======== Exercise materials

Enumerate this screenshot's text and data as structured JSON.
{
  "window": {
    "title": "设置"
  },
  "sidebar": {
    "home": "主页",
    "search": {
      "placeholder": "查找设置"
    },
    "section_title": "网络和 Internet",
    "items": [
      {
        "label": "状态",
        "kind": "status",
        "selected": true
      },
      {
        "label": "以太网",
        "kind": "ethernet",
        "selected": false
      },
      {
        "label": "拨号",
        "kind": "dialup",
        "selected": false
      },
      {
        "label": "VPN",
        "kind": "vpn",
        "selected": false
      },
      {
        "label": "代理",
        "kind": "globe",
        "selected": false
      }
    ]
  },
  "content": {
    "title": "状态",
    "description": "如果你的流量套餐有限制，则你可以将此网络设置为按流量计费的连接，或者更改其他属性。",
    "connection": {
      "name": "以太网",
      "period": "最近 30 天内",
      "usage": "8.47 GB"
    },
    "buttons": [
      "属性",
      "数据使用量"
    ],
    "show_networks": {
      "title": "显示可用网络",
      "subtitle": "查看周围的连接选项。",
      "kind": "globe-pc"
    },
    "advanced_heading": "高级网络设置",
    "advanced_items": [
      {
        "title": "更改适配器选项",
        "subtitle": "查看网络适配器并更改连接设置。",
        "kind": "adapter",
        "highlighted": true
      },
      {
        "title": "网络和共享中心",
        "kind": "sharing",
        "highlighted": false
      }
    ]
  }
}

================
======== Exercise materials

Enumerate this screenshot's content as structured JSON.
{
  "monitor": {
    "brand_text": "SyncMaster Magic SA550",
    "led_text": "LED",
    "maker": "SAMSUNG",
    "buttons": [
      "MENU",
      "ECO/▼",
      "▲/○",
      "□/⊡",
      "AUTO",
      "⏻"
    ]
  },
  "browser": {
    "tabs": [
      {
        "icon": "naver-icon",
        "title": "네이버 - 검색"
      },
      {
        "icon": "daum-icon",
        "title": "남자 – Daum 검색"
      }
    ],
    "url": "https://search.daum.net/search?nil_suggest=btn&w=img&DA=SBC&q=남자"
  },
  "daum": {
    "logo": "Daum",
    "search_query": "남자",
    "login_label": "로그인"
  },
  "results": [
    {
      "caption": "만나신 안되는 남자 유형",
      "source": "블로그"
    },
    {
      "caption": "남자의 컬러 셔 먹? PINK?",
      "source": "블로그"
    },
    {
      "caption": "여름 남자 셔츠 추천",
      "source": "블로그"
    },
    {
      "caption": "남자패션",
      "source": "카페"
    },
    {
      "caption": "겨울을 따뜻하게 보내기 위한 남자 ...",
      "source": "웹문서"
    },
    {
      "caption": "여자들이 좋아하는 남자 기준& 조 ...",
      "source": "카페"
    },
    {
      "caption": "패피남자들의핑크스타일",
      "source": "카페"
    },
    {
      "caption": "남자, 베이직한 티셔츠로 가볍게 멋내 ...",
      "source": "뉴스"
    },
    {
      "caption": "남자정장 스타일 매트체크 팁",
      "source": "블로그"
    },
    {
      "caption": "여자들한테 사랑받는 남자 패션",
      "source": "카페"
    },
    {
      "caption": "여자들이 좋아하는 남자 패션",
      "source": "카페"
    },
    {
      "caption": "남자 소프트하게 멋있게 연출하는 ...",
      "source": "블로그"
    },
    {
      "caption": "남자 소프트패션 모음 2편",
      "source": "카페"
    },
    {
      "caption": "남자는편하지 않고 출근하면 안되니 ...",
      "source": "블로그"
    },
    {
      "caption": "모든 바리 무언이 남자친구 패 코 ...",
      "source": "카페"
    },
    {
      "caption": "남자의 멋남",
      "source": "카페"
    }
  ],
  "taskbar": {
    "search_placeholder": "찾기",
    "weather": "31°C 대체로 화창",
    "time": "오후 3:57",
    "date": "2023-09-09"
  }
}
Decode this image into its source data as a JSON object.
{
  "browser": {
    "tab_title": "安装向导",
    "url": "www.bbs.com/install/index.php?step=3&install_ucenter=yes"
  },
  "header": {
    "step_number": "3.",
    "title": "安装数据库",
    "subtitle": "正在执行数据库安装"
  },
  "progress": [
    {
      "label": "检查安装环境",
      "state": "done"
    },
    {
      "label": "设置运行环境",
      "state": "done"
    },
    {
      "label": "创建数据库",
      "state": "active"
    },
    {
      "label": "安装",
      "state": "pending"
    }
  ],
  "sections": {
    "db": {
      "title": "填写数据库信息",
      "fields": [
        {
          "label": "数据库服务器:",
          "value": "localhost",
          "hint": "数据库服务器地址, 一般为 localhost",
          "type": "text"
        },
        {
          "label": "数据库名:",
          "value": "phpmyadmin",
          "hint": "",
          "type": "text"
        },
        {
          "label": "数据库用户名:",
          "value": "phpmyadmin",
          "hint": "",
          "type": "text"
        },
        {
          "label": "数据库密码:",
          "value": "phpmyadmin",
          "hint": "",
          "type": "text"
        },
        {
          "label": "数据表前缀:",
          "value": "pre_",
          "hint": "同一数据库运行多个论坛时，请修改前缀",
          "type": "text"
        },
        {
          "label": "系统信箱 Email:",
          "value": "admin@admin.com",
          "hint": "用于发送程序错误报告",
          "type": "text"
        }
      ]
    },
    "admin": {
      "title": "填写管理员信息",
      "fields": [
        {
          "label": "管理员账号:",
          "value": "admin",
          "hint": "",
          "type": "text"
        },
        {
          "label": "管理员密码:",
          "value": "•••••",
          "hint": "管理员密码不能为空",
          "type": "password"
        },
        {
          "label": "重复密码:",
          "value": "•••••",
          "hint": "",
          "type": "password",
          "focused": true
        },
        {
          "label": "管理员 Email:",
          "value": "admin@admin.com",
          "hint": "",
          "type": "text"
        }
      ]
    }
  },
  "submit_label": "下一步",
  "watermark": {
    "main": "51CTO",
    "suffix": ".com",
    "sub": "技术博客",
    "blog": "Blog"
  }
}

================

What the exercise asks
In the records, locate each line holding the string "kind" and copy it.

Solution to the problem
        "kind": "status",
        "kind": "ethernet",
        "kind": "dialup",
        "kind": "vpn",
        "kind": "globe",
      "kind": "globe-pc"
        "kind": "adapter",
        "kind": "sharing",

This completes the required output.